** START OF SUPPLIED MATERIAL **
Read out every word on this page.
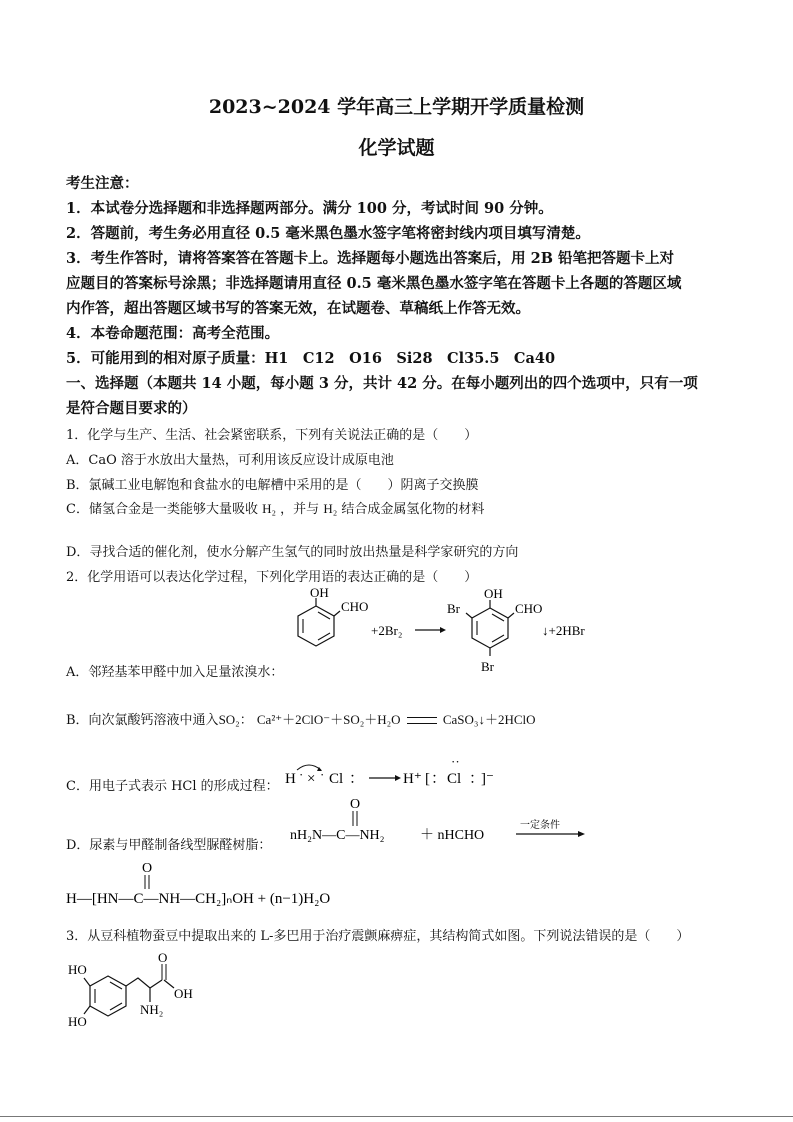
2023~2024 学年高三上学期开学质量检测
化学试题
考生注意：
1．本试卷分选择题和非选择题两部分。满分 100 分，考试时间 90 分钟。
2．答题前，考生务必用直径 0.5 毫米黑色墨水签字笔将密封线内项目填写清楚。
3．考生作答时，请将答案答在答题卡上。选择题每小题选出答案后，用 2B 铅笔把答题卡上对
应题目的答案标号涂黑；非选择题请用直径 0.5 毫米黑色墨水签字笔在答题卡上各题的答题区域
内作答，超出答题区域书写的答案无效，在试题卷、草稿纸上作答无效。
4．本卷命题范围：高考全范围。
5．可能用到的相对原子质量：H1　C12　O16　Si28　Cl35.5　Ca40
一、选择题（本题共 14 小题，每小题 3 分，共计 42 分。在每小题列出的四个选项中，只有一项
是符合题目要求的）
1．化学与生产、生活、社会紧密联系，下列有关说法正确的是（　　）
A．CaO 溶于水放出大量热，可利用该反应设计成原电池
B．氯碱工业电解饱和食盐水的电解槽中采用的是（　　）阴离子交换膜
C．储氢合金是一类能够大量吸收 H₂ ，并与 H₂ 结合成金属氢化物的材料
D．寻找合适的催化剂，使水分解产生氢气的同时放出热量是科学家研究的方向
2．化学用语可以表达化学过程，下列化学用语的表达正确的是（　　）
OH
CHO
+2Br₂
OH
CHO
Br
Br
↓+2HBr
A．邻羟基苯甲醛中加入足量浓溴水：
B．向次氯酸钙溶液中通入SO₂： Ca²⁺＋2ClO⁻＋SO₂＋H₂O	CaSO₃↓＋2HClO
C．用电子式表示 HCl 的形成过程： H · × · Cl ：	H⁺ [ ：
··
Cl ：
]⁻
D．尿素与甲醛制备线型脲醛树脂：
O
nH₂N—C—NH₂	＋ nHCHO
一定条件
O
H—[HN—C—NH—CH₂]ₙOH + (n−1)H₂O
3．从豆科植物蚕豆中提取出来的 L-多巴用于治疗震颤麻痹症，其结构简式如图。下列说法错误的是（　　）
HO
HO
O
OH
NH₂
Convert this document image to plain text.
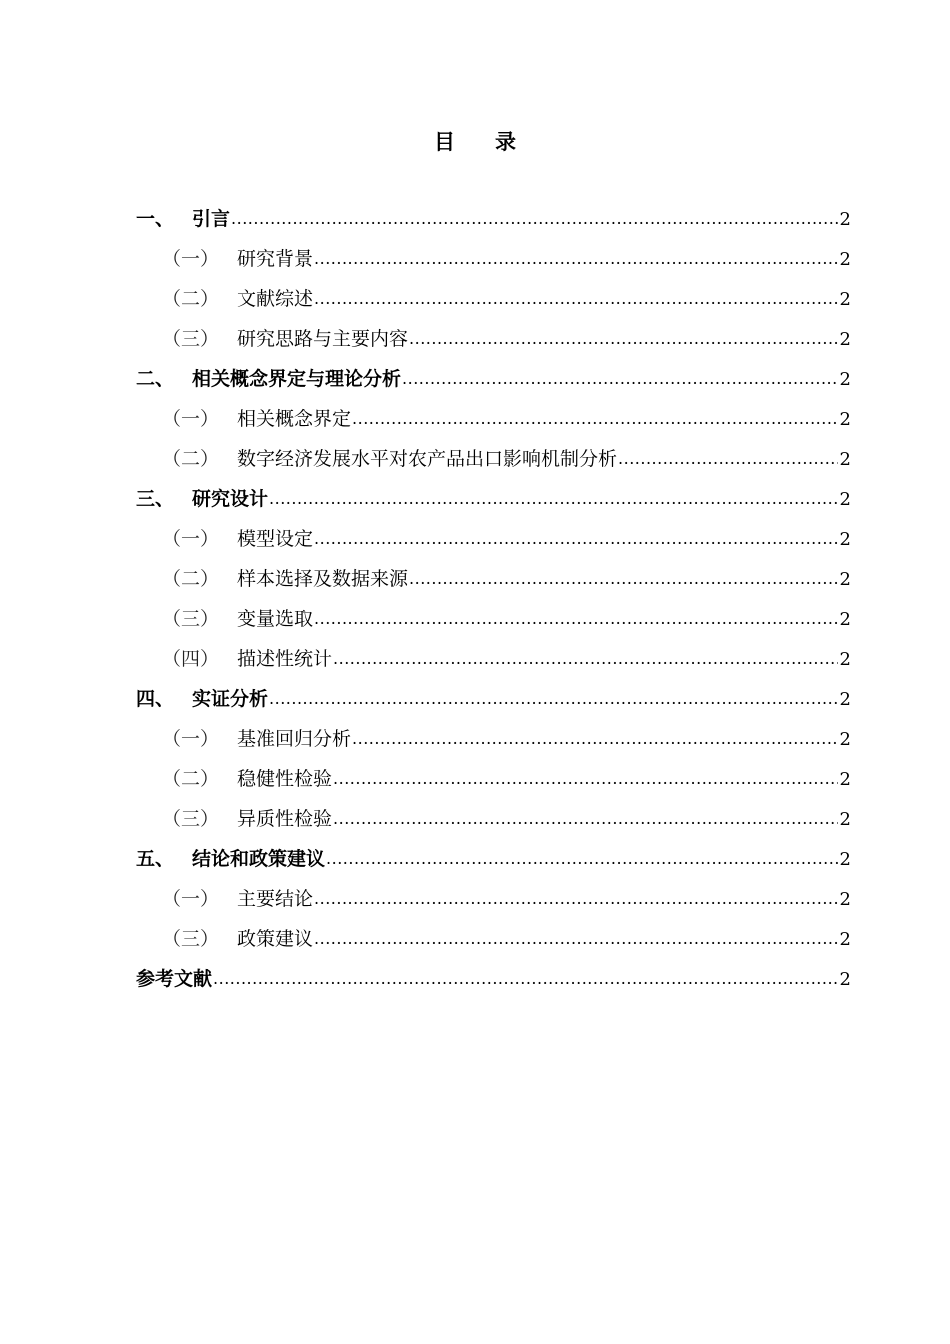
目 录
一、 引言 .....	2
（一） 研究背景 .....	2
（二） 文献综述 .....	2
（三） 研究思路与主要内容 .....	2
二、 相关概念界定与理论分析 .....	2
（一） 相关概念界定 .....	2
（二） 数字经济发展水平对农产品出口影响机制分析 .....	2
三、 研究设计 .....	2
（一） 模型设定 .....	2
（二） 样本选择及数据来源 .....	2
（三） 变量选取 .....	2
（四） 描述性统计 .....	2
四、 实证分析 .....	2
（一） 基准回归分析 .....	2
（二） 稳健性检验 .....	2
（三） 异质性检验 .....	2
五、 结论和政策建议 .....	2
（一） 主要结论 .....	2
（三） 政策建议 .....	2
参考文献 .....	2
** END OF SUPPLIED MATERIAL **
## [SHORT EXERCISE]
Quote exactly, and only, the lines from the line containing "Convert this document image to plain text." through the final line of the records above, both included, omitting any pictures.

## [ANSWER TO THE PROBLEM]
Convert this document image to plain text.
目 录
一、 引言 .....	2
（一） 研究背景 .....	2
（二） 文献综述 .....	2
（三） 研究思路与主要内容 .....	2
二、 相关概念界定与理论分析 .....	2
（一） 相关概念界定 .....	2
（二） 数字经济发展水平对农产品出口影响机制分析 .....	2
三、 研究设计 .....	2
（一） 模型设定 .....	2
（二） 样本选择及数据来源 .....	2
（三） 变量选取 .....	2
（四） 描述性统计 .....	2
四、 实证分析 .....	2
（一） 基准回归分析 .....	2
（二） 稳健性检验 .....	2
（三） 异质性检验 .....	2
五、 结论和政策建议 .....	2
（一） 主要结论 .....	2
（三） 政策建议 .....	2
参考文献 .....	2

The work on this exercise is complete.